* [Work to be completed]:
Reproduce all of the data that follows, character for character.
***** Exercise inputs *****
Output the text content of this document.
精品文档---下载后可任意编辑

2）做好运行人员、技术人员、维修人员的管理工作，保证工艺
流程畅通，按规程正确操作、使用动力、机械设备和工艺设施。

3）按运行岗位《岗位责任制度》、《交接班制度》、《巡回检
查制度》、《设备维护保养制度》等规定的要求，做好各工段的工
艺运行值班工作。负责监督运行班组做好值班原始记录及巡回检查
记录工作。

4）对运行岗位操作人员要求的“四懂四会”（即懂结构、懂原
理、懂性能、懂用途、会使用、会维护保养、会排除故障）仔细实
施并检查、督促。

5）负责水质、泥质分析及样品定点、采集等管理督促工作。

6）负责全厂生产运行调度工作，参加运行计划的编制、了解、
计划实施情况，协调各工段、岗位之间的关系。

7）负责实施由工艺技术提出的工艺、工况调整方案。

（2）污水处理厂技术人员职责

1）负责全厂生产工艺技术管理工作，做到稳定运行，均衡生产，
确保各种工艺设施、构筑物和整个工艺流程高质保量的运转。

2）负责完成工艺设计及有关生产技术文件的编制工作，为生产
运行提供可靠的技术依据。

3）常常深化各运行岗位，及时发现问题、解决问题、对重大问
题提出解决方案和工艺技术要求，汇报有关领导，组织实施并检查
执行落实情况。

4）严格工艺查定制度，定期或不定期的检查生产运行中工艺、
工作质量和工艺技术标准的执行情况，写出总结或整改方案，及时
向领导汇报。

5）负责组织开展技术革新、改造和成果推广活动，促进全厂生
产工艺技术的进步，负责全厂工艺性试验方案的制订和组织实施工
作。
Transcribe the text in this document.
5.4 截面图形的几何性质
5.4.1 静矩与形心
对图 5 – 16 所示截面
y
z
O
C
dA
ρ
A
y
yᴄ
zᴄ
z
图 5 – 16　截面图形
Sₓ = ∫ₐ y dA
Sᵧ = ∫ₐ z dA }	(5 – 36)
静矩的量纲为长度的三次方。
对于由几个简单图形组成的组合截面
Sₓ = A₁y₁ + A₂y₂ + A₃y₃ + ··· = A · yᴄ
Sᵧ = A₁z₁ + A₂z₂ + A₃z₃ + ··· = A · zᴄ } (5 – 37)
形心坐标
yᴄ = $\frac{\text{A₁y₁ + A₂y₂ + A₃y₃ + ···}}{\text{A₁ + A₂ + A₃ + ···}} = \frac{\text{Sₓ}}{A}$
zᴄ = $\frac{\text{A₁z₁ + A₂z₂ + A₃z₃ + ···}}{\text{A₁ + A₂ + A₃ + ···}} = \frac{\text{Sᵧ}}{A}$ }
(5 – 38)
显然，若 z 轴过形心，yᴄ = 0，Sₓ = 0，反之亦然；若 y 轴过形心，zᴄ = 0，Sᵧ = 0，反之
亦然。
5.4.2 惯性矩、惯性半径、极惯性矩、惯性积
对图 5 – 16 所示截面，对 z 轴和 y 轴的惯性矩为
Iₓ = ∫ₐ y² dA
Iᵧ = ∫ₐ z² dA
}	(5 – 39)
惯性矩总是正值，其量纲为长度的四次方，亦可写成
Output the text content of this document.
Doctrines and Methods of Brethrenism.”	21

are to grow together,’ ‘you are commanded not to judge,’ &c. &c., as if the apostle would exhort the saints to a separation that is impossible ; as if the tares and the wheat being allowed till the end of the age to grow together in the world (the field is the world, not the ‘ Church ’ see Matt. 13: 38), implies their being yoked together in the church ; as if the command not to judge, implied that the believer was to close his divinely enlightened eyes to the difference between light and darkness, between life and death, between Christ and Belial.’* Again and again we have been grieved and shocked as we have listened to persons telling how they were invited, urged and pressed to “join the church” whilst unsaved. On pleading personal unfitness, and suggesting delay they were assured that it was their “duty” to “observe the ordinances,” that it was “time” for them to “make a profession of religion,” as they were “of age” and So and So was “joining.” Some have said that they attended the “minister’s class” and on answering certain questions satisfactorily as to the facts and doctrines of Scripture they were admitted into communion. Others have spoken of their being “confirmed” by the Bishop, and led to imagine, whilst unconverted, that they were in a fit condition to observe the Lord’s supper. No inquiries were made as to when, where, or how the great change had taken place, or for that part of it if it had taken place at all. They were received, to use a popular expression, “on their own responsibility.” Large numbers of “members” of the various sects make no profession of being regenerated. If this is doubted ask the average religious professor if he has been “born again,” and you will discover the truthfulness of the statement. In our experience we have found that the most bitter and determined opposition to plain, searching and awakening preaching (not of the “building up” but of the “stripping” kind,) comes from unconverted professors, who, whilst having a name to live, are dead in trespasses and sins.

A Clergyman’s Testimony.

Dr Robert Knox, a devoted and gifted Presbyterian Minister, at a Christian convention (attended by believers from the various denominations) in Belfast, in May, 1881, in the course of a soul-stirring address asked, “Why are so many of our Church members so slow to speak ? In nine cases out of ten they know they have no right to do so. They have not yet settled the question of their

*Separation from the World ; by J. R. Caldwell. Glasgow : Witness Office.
*****
* [Exercise result]:
Output the text content of this document.
精品文档---下载后可任意编辑

2）做好运行人员、技术人员、维修人员的管理工作，保证工艺
流程畅通，按规程正确操作、使用动力、机械设备和工艺设施。

3）按运行岗位《岗位责任制度》、《交接班制度》、《巡回检
查制度》、《设备维护保养制度》等规定的要求，做好各工段的工
艺运行值班工作。负责监督运行班组做好值班原始记录及巡回检查
记录工作。

4）对运行岗位操作人员要求的“四懂四会”（即懂结构、懂原
理、懂性能、懂用途、会使用、会维护保养、会排除故障）仔细实
施并检查、督促。

5）负责水质、泥质分析及样品定点、采集等管理督促工作。

6）负责全厂生产运行调度工作，参加运行计划的编制、了解、
计划实施情况，协调各工段、岗位之间的关系。

7）负责实施由工艺技术提出的工艺、工况调整方案。

（2）污水处理厂技术人员职责

1）负责全厂生产工艺技术管理工作，做到稳定运行，均衡生产，
确保各种工艺设施、构筑物和整个工艺流程高质保量的运转。

2）负责完成工艺设计及有关生产技术文件的编制工作，为生产
运行提供可靠的技术依据。

3）常常深化各运行岗位，及时发现问题、解决问题、对重大问
题提出解决方案和工艺技术要求，汇报有关领导，组织实施并检查
执行落实情况。

4）严格工艺查定制度，定期或不定期的检查生产运行中工艺、
工作质量和工艺技术标准的执行情况，写出总结或整改方案，及时
向领导汇报。

5）负责组织开展技术革新、改造和成果推广活动，促进全厂生
产工艺技术的进步，负责全厂工艺性试验方案的制订和组织实施工
作。
Transcribe the text in this document.
5.4 截面图形的几何性质
5.4.1 静矩与形心
对图 5 – 16 所示截面
y
z
O
C
dA
ρ
A
y
yᴄ
zᴄ
z
图 5 – 16　截面图形
Sₓ = ∫ₐ y dA
Sᵧ = ∫ₐ z dA }	(5 – 36)
静矩的量纲为长度的三次方。
对于由几个简单图形组成的组合截面
Sₓ = A₁y₁ + A₂y₂ + A₃y₃ + ··· = A · yᴄ
Sᵧ = A₁z₁ + A₂z₂ + A₃z₃ + ··· = A · zᴄ } (5 – 37)
形心坐标
yᴄ = $\frac{\text{A₁y₁ + A₂y₂ + A₃y₃ + ···}}{\text{A₁ + A₂ + A₃ + ···}} = \frac{\text{Sₓ}}{A}$
zᴄ = $\frac{\text{A₁z₁ + A₂z₂ + A₃z₃ + ···}}{\text{A₁ + A₂ + A₃ + ···}} = \frac{\text{Sᵧ}}{A}$ }
(5 – 38)
显然，若 z 轴过形心，yᴄ = 0，Sₓ = 0，反之亦然；若 y 轴过形心，zᴄ = 0，Sᵧ = 0，反之
亦然。
5.4.2 惯性矩、惯性半径、极惯性矩、惯性积
对图 5 – 16 所示截面，对 z 轴和 y 轴的惯性矩为
Iₓ = ∫ₐ y² dA
Iᵧ = ∫ₐ z² dA
}	(5 – 39)
惯性矩总是正值，其量纲为长度的四次方，亦可写成
Output the text content of this document.
Doctrines and Methods of Brethrenism.”	21

are to grow together,’ ‘you are commanded not to judge,’ &c. &c., as if the apostle would exhort the saints to a separation that is impossible ; as if the tares and the wheat being allowed till the end of the age to grow together in the world (the field is the world, not the ‘ Church ’ see Matt. 13: 38), implies their being yoked together in the church ; as if the command not to judge, implied that the believer was to close his divinely enlightened eyes to the difference between light and darkness, between life and death, between Christ and Belial.’* Again and again we have been grieved and shocked as we have listened to persons telling how they were invited, urged and pressed to “join the church” whilst unsaved. On pleading personal unfitness, and suggesting delay they were assured that it was their “duty” to “observe the ordinances,” that it was “time” for them to “make a profession of religion,” as they were “of age” and So and So was “joining.” Some have said that they attended the “minister’s class” and on answering certain questions satisfactorily as to the facts and doctrines of Scripture they were admitted into communion. Others have spoken of their being “confirmed” by the Bishop, and led to imagine, whilst unconverted, that they were in a fit condition to observe the Lord’s supper. No inquiries were made as to when, where, or how the great change had taken place, or for that part of it if it had taken place at all. They were received, to use a popular expression, “on their own responsibility.” Large numbers of “members” of the various sects make no profession of being regenerated. If this is doubted ask the average religious professor if he has been “born again,” and you will discover the truthfulness of the statement. In our experience we have found that the most bitter and determined opposition to plain, searching and awakening preaching (not of the “building up” but of the “stripping” kind,) comes from unconverted professors, who, whilst having a name to live, are dead in trespasses and sins.

A Clergyman’s Testimony.

Dr Robert Knox, a devoted and gifted Presbyterian Minister, at a Christian convention (attended by believers from the various denominations) in Belfast, in May, 1881, in the course of a soul-stirring address asked, “Why are so many of our Church members so slow to speak ? In nine cases out of ten they know they have no right to do so. They have not yet settled the question of their

*Separation from the World ; by J. R. Caldwell. Glasgow : Witness Office.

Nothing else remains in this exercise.